***** Information given

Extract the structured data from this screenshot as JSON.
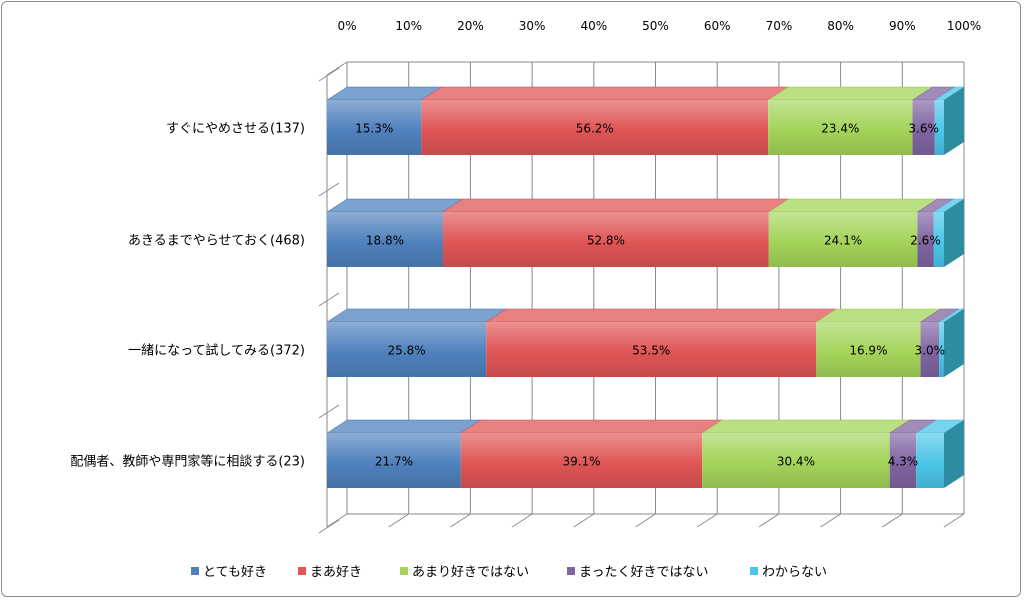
{
  "colors": {
    "とても好き": "#4f81bd",
    "まあ好き": "#e05555",
    "あまり好きではない": "#a4d45a",
    "まったく好きではない": "#8064a2",
    "わからない": "#4bc6e8"
  },
  "chart_data": {
    "type": "bar",
    "orientation": "horizontal",
    "stacked": "percent",
    "three_d": true,
    "xlim": [
      0,
      100
    ],
    "x_ticks": [
      "0%",
      "10%",
      "20%",
      "30%",
      "40%",
      "50%",
      "60%",
      "70%",
      "80%",
      "90%",
      "100%"
    ],
    "x_tick_position": "top",
    "legend_position": "bottom",
    "categories": [
      "すぐにやめさせる(137)",
      "あきるまでやらせておく(468)",
      "一緒になって試してみる(372)",
      "配偶者、教師や専門家等に相談する(23)"
    ],
    "series": [
      {
        "name": "とても好き",
        "values": [
          15.3,
          18.8,
          25.8,
          21.7
        ],
        "labels": [
          "15.3%",
          "18.8%",
          "25.8%",
          "21.7%"
        ]
      },
      {
        "name": "まあ好き",
        "values": [
          56.2,
          52.8,
          53.5,
          39.1
        ],
        "labels": [
          "56.2%",
          "52.8%",
          "53.5%",
          "39.1%"
        ]
      },
      {
        "name": "あまり好きではない",
        "values": [
          23.4,
          24.1,
          16.9,
          30.4
        ],
        "labels": [
          "23.4%",
          "24.1%",
          "16.9%",
          "30.4%"
        ]
      },
      {
        "name": "まったく好きではない",
        "values": [
          3.6,
          2.6,
          3.0,
          4.3
        ],
        "labels": [
          "3.6%",
          "2.6%",
          "3.0%",
          "4.3%"
        ]
      },
      {
        "name": "わからない",
        "values": [
          1.5,
          1.7,
          0.8,
          4.5
        ],
        "labels": [
          "",
          "",
          "",
          ""
        ]
      }
    ]
  }
}
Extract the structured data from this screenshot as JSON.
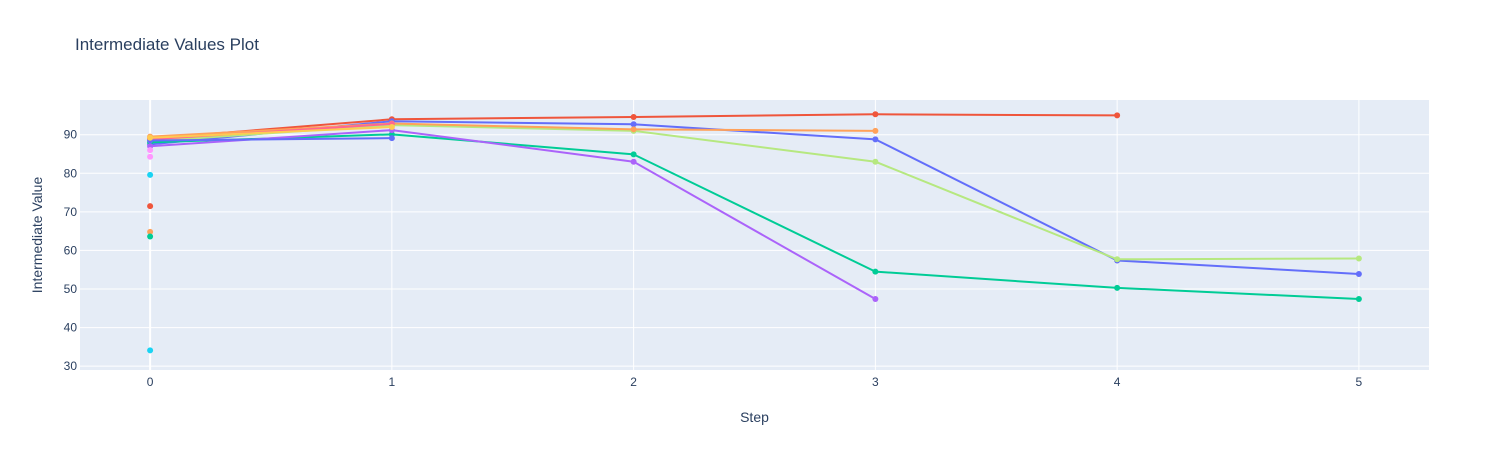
{
  "chart_data": {
    "type": "line",
    "title": "Intermediate Values Plot",
    "xlabel": "Step",
    "ylabel": "Intermediate Value",
    "xlim": [
      -0.29,
      5.29
    ],
    "ylim": [
      29,
      99
    ],
    "x_ticks": [
      "0",
      "1",
      "2",
      "3",
      "4",
      "5"
    ],
    "y_ticks": [
      "30",
      "40",
      "50",
      "60",
      "70",
      "80",
      "90"
    ],
    "grid": true,
    "legend": "none",
    "background": "#e5ecf6",
    "series": [
      {
        "color": "#ef553b",
        "x": [
          0,
          1,
          2,
          3,
          4
        ],
        "y": [
          89.0,
          94.0,
          94.6,
          95.3,
          95.0
        ]
      },
      {
        "color": "#636efa",
        "x": [
          0,
          1,
          2,
          3,
          4,
          5
        ],
        "y": [
          87.5,
          93.5,
          92.7,
          88.8,
          57.4,
          53.9
        ]
      },
      {
        "color": "#b6e880",
        "x": [
          0,
          1,
          2,
          3,
          4,
          5
        ],
        "y": [
          88.3,
          92.5,
          91.0,
          83.0,
          57.7,
          57.9
        ]
      },
      {
        "color": "#00cc96",
        "x": [
          0,
          1,
          2,
          3,
          4,
          5
        ],
        "y": [
          88.0,
          90.1,
          84.9,
          54.5,
          50.3,
          47.4
        ]
      },
      {
        "color": "#ab63fa",
        "x": [
          0,
          1,
          2,
          3
        ],
        "y": [
          87.0,
          91.2,
          83.0,
          47.4
        ]
      },
      {
        "color": "#ffa15a",
        "x": [
          0,
          1,
          2,
          3
        ],
        "y": [
          89.5,
          92.9,
          91.4,
          91.0
        ]
      },
      {
        "color": "#ff6692",
        "x": [
          0,
          1
        ],
        "y": [
          88.8,
          92.8
        ]
      },
      {
        "color": "#636efa",
        "x": [
          0,
          1
        ],
        "y": [
          88.5,
          89.1
        ]
      },
      {
        "color": "#fecb52",
        "x": [
          0,
          1
        ],
        "y": [
          89.2,
          92.0
        ]
      },
      {
        "color": "#ff97ff",
        "x": [
          0
        ],
        "y": [
          86.0
        ]
      },
      {
        "color": "#ff97ff",
        "x": [
          0
        ],
        "y": [
          84.3
        ]
      },
      {
        "color": "#19d3f3",
        "x": [
          0
        ],
        "y": [
          79.6
        ]
      },
      {
        "color": "#ef553b",
        "x": [
          0
        ],
        "y": [
          71.5
        ]
      },
      {
        "color": "#ffa15a",
        "x": [
          0
        ],
        "y": [
          64.8
        ]
      },
      {
        "color": "#00cc96",
        "x": [
          0
        ],
        "y": [
          63.6
        ]
      },
      {
        "color": "#19d3f3",
        "x": [
          0
        ],
        "y": [
          34.1
        ]
      }
    ]
  }
}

**********

What to produce → Copy down every line of the entries containing the word "Intermediate".

Correct output →
    "title": "Intermediate Values Plot",
    "ylabel": "Intermediate Value",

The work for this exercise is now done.